> [WHAT YOU ARE ASKED TO DO]: Gather up the lines with the word "title" in them.

-- begin --

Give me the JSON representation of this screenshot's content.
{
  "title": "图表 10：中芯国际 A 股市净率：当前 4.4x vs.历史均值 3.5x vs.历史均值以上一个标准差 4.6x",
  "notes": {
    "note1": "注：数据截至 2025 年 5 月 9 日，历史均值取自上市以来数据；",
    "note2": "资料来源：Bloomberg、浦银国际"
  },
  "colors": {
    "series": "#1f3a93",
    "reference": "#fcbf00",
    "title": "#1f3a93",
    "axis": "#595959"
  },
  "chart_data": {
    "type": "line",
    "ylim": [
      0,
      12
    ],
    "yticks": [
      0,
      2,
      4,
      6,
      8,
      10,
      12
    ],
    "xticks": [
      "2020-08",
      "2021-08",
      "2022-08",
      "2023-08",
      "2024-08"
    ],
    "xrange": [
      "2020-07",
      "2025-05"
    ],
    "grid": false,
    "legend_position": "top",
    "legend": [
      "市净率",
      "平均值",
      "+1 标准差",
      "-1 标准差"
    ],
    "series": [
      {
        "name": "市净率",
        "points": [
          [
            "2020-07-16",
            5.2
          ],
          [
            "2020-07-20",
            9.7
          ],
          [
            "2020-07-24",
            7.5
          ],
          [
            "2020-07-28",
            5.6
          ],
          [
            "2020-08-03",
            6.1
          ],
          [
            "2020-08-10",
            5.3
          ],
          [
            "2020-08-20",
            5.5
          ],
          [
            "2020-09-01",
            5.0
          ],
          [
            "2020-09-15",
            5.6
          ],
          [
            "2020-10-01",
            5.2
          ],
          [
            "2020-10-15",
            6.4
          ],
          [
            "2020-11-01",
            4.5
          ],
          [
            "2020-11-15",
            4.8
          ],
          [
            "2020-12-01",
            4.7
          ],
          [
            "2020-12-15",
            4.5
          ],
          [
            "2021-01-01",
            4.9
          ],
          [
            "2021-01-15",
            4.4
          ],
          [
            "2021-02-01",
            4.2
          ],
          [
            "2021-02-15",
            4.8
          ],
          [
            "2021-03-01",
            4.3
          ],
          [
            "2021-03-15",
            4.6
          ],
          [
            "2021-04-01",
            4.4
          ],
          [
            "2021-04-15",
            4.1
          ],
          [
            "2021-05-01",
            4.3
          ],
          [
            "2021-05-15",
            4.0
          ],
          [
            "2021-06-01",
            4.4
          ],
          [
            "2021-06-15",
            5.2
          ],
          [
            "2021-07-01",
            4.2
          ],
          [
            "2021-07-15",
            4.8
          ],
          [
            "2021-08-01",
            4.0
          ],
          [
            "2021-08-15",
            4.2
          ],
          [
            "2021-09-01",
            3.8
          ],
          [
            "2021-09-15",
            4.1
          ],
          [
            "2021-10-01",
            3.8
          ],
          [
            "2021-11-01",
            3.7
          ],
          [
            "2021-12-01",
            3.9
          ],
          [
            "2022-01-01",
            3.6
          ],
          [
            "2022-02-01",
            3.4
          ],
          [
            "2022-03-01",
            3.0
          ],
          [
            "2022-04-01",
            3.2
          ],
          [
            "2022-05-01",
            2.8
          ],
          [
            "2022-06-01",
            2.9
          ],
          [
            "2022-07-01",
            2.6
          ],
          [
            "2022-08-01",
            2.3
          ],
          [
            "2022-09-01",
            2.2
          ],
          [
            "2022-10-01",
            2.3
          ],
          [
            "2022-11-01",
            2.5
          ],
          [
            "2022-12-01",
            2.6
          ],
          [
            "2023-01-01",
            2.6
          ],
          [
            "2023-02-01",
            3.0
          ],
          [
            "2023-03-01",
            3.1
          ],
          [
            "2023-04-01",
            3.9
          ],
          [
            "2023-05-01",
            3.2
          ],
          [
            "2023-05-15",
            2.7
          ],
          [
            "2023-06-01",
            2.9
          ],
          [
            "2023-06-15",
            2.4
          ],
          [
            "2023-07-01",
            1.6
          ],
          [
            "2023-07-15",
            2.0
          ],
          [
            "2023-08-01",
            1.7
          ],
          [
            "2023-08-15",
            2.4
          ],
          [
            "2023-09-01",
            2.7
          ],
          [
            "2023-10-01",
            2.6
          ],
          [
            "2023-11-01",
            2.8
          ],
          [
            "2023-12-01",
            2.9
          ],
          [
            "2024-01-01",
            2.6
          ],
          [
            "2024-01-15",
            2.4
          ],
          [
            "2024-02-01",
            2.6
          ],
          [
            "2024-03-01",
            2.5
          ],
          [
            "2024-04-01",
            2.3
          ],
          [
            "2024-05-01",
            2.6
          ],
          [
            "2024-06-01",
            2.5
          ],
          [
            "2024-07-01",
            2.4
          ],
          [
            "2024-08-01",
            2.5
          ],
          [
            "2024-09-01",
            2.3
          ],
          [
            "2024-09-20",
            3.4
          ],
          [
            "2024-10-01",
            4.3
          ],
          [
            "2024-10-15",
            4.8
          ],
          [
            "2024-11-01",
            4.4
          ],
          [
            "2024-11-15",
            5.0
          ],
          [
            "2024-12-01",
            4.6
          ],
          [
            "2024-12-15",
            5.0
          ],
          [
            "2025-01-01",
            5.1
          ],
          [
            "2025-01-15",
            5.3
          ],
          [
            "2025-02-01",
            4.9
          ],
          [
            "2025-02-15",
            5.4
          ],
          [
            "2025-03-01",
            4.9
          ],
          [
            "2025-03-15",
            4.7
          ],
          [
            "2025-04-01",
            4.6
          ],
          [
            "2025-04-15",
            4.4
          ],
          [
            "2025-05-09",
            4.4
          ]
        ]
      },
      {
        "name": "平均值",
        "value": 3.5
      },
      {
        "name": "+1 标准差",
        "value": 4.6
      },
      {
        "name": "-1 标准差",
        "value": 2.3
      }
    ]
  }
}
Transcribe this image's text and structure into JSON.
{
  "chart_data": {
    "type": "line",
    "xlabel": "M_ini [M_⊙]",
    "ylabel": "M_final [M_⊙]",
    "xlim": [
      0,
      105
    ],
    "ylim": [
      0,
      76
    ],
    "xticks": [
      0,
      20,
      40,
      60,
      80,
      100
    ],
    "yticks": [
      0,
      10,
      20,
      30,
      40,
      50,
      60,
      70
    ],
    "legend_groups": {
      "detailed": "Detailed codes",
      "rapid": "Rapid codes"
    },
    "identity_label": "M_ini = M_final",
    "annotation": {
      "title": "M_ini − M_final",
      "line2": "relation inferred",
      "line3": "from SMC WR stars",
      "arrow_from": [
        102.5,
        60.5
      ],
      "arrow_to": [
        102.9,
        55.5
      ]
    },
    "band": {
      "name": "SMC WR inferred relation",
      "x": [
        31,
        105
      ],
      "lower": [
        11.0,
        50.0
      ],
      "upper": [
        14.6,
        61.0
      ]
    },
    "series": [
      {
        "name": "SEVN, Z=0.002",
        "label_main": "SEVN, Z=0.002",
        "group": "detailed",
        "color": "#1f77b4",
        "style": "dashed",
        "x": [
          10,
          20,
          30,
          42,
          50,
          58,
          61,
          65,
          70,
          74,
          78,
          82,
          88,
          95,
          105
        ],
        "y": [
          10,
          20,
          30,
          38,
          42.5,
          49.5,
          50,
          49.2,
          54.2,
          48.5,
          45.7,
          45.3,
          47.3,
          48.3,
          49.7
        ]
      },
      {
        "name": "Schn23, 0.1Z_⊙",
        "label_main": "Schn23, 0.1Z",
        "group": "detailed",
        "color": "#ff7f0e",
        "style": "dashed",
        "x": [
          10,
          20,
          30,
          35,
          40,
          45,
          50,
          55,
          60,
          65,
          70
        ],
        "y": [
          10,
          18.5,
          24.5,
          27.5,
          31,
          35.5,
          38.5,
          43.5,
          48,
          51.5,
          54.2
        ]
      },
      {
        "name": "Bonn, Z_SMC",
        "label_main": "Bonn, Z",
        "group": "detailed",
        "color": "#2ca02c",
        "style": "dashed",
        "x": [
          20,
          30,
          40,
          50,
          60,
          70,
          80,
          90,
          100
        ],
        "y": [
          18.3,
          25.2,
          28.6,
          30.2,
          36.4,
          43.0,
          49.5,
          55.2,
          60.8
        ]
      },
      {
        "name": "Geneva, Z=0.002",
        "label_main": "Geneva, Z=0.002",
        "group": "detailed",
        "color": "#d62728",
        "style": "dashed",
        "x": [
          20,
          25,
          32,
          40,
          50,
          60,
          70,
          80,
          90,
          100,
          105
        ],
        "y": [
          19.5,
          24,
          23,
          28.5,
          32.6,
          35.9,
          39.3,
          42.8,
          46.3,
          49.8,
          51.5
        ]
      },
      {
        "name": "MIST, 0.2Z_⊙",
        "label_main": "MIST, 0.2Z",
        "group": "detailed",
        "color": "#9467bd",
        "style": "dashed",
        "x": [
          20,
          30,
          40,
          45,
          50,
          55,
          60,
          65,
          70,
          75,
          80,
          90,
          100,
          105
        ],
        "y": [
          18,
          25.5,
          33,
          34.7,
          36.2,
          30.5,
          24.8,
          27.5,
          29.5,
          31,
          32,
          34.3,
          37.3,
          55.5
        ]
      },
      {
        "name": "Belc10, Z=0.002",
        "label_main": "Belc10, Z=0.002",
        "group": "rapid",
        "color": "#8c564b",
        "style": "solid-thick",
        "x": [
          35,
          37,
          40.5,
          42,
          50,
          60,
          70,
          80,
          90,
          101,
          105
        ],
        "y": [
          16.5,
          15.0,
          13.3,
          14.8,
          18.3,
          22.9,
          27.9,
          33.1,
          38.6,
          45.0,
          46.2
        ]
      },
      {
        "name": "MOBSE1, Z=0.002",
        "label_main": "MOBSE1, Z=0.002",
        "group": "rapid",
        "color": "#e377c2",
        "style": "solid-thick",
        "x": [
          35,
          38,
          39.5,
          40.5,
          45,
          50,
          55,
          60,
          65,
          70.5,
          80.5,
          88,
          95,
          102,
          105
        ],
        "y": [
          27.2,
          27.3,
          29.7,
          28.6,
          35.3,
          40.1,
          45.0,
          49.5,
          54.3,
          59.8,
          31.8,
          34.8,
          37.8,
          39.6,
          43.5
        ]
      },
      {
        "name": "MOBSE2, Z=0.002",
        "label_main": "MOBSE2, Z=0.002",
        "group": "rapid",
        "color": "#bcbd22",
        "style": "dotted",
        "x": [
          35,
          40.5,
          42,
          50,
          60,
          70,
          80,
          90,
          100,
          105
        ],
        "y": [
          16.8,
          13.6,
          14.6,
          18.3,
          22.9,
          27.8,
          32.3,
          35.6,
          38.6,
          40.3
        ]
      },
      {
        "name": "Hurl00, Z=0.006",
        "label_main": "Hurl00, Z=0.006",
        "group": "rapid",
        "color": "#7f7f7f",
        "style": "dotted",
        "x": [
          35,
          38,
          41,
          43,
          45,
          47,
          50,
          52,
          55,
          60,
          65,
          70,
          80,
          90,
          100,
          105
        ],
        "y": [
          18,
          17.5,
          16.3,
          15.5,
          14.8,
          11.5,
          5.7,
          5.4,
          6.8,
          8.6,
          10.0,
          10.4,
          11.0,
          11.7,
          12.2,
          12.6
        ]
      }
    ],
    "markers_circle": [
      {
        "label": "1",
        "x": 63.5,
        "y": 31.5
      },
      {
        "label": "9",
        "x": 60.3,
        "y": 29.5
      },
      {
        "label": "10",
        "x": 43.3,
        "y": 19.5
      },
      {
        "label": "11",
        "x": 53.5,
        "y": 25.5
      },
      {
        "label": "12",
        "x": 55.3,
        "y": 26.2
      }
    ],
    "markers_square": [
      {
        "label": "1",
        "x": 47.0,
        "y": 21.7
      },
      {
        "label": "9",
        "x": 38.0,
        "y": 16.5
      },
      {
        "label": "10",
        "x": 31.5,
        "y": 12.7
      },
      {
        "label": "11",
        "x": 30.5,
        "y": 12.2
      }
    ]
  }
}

-- end --

> [THE RESPONSE]:
  "title": "图表 10：中芯国际 A 股市净率：当前 4.4x vs.历史均值 3.5x vs.历史均值以上一个标准差 4.6x",
    "title": "#1f3a93",
      "title": "M_ini − M_final",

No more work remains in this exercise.